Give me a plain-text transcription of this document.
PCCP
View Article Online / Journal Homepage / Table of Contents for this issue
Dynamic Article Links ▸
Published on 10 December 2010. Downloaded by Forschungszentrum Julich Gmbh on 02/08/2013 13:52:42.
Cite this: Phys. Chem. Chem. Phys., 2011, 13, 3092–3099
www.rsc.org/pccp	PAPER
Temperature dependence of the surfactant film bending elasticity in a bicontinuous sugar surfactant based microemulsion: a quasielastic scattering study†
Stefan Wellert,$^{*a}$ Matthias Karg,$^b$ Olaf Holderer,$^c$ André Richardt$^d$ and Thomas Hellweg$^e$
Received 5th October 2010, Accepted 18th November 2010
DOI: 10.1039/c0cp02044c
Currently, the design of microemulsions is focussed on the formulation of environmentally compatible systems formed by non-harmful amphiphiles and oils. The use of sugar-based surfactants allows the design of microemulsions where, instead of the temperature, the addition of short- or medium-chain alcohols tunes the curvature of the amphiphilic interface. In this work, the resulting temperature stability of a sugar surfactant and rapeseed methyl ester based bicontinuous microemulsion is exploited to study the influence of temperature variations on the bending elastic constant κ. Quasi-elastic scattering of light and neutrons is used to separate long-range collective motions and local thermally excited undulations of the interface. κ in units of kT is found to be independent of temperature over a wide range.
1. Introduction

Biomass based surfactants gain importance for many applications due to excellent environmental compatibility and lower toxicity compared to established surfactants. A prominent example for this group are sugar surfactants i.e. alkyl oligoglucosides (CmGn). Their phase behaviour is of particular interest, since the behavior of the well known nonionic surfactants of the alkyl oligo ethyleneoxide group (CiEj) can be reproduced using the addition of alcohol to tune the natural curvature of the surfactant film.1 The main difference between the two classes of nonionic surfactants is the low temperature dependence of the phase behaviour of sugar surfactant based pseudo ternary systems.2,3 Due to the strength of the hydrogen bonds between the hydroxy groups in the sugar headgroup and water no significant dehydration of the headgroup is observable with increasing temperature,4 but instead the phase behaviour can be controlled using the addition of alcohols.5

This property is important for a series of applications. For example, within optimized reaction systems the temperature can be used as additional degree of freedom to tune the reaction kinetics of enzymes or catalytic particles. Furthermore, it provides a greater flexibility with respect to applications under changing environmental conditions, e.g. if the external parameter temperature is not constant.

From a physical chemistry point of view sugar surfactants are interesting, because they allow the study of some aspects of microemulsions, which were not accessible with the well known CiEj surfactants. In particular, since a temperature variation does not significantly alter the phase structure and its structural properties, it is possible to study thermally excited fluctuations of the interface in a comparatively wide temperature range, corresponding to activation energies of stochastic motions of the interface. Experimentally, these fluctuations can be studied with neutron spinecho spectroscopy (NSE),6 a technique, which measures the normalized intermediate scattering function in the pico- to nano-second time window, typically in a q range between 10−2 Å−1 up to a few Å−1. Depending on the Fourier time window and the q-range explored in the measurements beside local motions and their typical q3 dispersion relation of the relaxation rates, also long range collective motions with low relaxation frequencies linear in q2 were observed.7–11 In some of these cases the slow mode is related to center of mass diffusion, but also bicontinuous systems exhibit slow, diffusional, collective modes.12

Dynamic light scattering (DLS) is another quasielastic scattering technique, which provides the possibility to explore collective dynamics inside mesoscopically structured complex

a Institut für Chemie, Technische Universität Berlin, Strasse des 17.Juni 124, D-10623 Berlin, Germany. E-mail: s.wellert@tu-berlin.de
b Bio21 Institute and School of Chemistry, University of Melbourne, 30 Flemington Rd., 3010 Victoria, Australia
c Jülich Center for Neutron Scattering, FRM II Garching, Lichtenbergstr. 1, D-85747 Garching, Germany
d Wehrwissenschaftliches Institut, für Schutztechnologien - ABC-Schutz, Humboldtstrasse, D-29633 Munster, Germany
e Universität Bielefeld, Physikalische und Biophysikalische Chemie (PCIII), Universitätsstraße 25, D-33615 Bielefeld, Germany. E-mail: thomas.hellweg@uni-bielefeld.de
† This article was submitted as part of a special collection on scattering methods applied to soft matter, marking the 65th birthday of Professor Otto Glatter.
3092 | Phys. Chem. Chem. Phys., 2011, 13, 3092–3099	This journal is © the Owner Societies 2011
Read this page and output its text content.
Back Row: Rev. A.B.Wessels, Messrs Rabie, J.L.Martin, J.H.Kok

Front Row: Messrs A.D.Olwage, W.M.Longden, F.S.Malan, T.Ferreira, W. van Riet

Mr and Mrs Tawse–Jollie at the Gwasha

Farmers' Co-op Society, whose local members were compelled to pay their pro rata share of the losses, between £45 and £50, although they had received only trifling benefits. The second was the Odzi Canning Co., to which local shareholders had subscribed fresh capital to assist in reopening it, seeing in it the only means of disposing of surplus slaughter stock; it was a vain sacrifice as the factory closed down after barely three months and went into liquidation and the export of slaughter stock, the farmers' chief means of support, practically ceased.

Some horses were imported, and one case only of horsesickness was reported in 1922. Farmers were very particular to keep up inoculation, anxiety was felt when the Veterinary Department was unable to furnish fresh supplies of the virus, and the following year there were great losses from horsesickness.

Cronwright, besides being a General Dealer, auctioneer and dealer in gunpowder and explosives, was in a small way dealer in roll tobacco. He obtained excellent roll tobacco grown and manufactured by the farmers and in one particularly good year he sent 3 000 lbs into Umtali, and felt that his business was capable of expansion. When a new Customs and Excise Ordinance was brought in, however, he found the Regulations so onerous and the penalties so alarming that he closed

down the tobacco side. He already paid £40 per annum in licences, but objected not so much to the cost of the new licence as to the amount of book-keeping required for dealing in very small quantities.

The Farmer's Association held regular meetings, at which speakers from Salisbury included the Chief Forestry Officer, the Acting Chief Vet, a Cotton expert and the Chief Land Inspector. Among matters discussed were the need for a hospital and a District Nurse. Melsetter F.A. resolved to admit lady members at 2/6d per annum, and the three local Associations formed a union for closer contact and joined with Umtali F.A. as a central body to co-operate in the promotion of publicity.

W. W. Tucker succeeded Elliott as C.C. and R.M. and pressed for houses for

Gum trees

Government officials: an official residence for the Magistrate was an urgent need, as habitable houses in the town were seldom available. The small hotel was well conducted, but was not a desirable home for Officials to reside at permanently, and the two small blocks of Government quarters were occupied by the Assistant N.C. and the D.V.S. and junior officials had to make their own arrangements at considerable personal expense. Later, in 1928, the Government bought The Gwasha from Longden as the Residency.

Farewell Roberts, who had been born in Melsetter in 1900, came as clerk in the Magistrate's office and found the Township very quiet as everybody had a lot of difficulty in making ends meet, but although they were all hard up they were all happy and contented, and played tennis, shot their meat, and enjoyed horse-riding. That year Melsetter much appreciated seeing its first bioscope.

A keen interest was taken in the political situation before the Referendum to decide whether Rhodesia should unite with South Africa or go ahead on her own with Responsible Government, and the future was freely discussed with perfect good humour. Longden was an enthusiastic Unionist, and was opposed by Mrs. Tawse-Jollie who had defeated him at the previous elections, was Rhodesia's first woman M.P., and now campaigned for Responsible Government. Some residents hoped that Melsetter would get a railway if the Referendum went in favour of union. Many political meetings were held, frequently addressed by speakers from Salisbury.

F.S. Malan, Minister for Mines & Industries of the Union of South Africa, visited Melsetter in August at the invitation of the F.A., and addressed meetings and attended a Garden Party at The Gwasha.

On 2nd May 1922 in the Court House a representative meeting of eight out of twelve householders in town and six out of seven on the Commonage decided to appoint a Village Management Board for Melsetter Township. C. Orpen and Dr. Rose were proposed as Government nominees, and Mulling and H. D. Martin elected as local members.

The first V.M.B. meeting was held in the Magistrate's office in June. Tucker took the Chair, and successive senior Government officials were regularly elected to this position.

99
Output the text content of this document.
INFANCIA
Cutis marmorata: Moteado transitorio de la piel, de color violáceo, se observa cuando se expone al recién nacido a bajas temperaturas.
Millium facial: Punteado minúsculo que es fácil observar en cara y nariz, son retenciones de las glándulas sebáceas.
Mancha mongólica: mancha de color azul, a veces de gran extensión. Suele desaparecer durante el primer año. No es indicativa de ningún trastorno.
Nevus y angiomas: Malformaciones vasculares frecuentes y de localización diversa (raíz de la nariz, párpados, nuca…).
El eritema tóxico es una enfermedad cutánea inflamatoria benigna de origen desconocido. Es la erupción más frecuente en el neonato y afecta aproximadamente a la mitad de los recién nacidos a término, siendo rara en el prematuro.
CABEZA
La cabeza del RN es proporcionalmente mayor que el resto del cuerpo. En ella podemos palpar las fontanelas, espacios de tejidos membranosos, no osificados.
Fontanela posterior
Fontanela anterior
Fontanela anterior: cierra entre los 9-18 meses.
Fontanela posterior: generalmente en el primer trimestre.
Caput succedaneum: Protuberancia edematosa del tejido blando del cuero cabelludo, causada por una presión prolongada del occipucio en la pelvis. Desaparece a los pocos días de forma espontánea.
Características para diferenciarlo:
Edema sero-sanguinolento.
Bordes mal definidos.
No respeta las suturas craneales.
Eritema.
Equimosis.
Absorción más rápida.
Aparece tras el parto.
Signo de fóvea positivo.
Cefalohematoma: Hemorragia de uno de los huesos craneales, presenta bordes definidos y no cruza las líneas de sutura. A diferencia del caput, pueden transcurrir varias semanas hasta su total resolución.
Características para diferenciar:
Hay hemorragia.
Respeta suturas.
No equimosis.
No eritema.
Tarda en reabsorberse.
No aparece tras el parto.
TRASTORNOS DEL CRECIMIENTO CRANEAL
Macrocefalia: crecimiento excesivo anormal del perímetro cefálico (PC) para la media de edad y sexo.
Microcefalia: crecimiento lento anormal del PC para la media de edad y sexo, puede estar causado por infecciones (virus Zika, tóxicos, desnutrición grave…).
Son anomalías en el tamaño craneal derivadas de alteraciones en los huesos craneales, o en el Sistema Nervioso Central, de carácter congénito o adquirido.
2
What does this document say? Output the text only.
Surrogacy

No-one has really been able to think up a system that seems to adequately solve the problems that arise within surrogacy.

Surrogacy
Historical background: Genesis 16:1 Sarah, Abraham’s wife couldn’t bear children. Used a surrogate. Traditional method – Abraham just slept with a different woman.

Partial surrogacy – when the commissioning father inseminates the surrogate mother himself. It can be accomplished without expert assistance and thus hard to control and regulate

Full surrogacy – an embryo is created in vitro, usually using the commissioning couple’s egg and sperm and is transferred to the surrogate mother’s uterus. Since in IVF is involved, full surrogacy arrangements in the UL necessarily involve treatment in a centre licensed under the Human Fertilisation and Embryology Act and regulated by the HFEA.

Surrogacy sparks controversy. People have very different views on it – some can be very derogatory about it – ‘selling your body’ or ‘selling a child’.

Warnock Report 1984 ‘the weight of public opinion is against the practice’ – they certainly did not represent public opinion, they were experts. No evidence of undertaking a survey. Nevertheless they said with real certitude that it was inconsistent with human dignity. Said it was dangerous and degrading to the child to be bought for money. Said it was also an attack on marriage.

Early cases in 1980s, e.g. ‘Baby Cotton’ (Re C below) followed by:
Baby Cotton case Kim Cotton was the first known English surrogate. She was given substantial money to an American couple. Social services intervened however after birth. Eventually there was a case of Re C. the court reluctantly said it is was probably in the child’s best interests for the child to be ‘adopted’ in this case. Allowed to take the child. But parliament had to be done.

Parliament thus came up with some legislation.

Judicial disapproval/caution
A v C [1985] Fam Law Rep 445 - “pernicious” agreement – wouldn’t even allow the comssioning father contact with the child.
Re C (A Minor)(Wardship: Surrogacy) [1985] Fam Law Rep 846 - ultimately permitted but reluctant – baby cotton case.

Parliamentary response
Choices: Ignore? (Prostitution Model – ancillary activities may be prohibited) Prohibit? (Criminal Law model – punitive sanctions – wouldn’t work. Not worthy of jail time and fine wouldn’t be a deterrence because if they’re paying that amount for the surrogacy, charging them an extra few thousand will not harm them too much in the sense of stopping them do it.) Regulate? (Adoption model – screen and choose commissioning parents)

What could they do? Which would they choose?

▶ EXERCISE
Would you give the number of lines above that hold "Características"? Only the number is needed.

▶ RESPONSE TO THIS EXERCISE
2